• **LISTED RECORDS**
:::::

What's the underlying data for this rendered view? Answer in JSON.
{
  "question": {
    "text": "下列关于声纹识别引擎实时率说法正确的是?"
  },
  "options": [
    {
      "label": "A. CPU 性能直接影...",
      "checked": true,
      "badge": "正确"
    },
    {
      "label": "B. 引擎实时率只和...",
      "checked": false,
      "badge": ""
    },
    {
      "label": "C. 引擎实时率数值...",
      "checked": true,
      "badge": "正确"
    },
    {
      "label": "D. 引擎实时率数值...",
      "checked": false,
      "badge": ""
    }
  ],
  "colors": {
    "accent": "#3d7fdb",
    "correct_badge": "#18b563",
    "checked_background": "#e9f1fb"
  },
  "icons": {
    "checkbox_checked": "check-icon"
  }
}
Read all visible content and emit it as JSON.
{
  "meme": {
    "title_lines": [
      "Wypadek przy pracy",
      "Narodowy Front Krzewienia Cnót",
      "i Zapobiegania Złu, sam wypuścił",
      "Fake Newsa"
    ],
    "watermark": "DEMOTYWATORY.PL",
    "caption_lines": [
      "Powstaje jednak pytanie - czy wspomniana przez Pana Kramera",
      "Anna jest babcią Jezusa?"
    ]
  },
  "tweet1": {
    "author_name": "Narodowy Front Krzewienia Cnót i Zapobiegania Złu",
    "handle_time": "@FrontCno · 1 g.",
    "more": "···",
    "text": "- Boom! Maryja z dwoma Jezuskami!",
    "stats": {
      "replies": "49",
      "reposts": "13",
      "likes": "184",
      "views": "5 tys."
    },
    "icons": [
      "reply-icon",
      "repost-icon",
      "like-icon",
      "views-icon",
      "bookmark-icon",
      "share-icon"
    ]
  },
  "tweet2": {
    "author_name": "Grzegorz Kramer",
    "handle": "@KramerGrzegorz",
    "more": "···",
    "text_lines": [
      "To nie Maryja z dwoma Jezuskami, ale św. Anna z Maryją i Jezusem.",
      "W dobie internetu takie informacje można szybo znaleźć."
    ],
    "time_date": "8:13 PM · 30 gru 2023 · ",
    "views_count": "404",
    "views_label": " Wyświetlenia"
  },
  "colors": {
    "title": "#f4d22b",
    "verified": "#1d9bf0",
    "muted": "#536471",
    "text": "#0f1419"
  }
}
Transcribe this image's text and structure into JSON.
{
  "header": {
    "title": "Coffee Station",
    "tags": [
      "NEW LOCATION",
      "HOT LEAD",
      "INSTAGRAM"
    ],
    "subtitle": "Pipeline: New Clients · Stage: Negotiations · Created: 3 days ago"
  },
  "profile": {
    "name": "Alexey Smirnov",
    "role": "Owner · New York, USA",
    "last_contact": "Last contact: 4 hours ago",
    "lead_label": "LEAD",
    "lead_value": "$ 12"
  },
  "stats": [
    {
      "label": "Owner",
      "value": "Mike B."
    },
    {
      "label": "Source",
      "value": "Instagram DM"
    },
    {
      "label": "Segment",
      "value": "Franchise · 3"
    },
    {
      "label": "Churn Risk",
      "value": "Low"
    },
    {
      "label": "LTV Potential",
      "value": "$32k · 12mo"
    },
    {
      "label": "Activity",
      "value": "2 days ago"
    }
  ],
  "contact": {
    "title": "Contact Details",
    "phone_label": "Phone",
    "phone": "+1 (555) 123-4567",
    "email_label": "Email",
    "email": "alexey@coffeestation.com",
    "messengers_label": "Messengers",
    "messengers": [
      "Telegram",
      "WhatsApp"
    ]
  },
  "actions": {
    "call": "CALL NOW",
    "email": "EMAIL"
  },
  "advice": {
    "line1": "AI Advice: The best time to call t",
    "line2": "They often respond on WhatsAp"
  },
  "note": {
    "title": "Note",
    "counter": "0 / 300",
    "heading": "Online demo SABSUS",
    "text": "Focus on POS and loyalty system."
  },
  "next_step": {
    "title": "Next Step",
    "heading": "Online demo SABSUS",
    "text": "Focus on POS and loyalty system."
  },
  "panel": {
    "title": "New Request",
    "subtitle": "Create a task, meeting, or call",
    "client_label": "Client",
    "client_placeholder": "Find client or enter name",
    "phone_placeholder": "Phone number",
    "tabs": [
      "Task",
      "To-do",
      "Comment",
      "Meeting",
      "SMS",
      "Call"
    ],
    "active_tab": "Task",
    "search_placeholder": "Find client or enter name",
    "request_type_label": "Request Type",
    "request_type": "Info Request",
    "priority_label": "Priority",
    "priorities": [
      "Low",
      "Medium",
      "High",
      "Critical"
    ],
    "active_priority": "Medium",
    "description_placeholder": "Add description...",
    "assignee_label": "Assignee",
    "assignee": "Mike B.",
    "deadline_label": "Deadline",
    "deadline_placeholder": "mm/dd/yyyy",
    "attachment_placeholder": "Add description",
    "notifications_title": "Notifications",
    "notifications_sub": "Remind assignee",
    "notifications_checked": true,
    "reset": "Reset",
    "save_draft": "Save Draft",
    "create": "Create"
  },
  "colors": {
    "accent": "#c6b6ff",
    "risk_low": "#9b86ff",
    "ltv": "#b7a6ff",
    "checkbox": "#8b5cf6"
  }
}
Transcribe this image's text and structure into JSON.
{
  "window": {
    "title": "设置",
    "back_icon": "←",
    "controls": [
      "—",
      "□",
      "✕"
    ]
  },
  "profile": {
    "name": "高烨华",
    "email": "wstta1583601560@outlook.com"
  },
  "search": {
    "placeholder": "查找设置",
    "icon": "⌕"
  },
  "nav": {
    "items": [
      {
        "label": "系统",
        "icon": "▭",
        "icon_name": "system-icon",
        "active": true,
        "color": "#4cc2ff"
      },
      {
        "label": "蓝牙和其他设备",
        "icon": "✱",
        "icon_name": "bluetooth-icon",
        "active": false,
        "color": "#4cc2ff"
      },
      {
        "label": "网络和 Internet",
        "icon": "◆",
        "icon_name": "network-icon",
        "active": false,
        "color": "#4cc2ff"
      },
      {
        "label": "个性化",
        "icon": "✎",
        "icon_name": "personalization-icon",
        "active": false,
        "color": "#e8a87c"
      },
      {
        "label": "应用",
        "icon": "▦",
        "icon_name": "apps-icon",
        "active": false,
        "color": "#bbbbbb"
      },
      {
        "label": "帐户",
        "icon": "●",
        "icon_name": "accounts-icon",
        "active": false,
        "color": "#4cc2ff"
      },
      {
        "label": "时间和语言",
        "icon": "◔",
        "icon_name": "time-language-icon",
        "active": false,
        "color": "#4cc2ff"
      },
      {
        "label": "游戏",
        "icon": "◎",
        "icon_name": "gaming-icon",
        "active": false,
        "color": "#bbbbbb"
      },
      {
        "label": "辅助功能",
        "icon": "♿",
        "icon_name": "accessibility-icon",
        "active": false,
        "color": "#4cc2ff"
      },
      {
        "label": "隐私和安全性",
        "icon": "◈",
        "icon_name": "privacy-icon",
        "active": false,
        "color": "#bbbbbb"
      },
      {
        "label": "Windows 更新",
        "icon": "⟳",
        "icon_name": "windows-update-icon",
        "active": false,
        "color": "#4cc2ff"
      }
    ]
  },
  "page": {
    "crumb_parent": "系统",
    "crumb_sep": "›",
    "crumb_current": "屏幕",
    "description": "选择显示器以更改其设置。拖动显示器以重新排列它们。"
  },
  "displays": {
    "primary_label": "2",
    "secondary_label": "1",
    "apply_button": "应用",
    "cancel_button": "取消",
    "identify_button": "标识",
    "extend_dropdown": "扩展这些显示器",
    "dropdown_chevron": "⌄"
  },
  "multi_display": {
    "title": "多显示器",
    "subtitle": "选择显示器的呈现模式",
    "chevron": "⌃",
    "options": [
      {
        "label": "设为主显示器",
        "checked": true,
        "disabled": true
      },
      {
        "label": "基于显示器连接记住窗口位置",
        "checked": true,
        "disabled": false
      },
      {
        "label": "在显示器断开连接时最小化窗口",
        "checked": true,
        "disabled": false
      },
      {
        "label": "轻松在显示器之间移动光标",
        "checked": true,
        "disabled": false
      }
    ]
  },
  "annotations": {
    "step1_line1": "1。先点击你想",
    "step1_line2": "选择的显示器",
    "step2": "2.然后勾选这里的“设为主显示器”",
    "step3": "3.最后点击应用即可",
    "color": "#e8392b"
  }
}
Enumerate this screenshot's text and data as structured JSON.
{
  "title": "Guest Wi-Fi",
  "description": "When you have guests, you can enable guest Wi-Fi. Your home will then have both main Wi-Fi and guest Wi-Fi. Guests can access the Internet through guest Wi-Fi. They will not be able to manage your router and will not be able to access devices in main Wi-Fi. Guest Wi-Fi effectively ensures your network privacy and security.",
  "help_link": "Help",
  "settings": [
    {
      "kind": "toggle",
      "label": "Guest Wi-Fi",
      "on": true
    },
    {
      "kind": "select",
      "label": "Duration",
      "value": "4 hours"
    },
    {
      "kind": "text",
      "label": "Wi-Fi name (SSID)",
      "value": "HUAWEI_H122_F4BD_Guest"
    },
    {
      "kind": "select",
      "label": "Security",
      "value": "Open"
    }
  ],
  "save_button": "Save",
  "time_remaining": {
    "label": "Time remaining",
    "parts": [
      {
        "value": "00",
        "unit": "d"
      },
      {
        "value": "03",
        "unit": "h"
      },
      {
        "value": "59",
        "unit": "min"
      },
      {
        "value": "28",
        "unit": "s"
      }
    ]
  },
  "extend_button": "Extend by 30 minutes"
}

:::::

• **WHAT IS NEEDED**
List all lines where "Request" occurs.

• **WRITTEN SOLUTION**
    "title": "New Request",
    "request_type_label": "Request Type",
    "request_type": "Info Request",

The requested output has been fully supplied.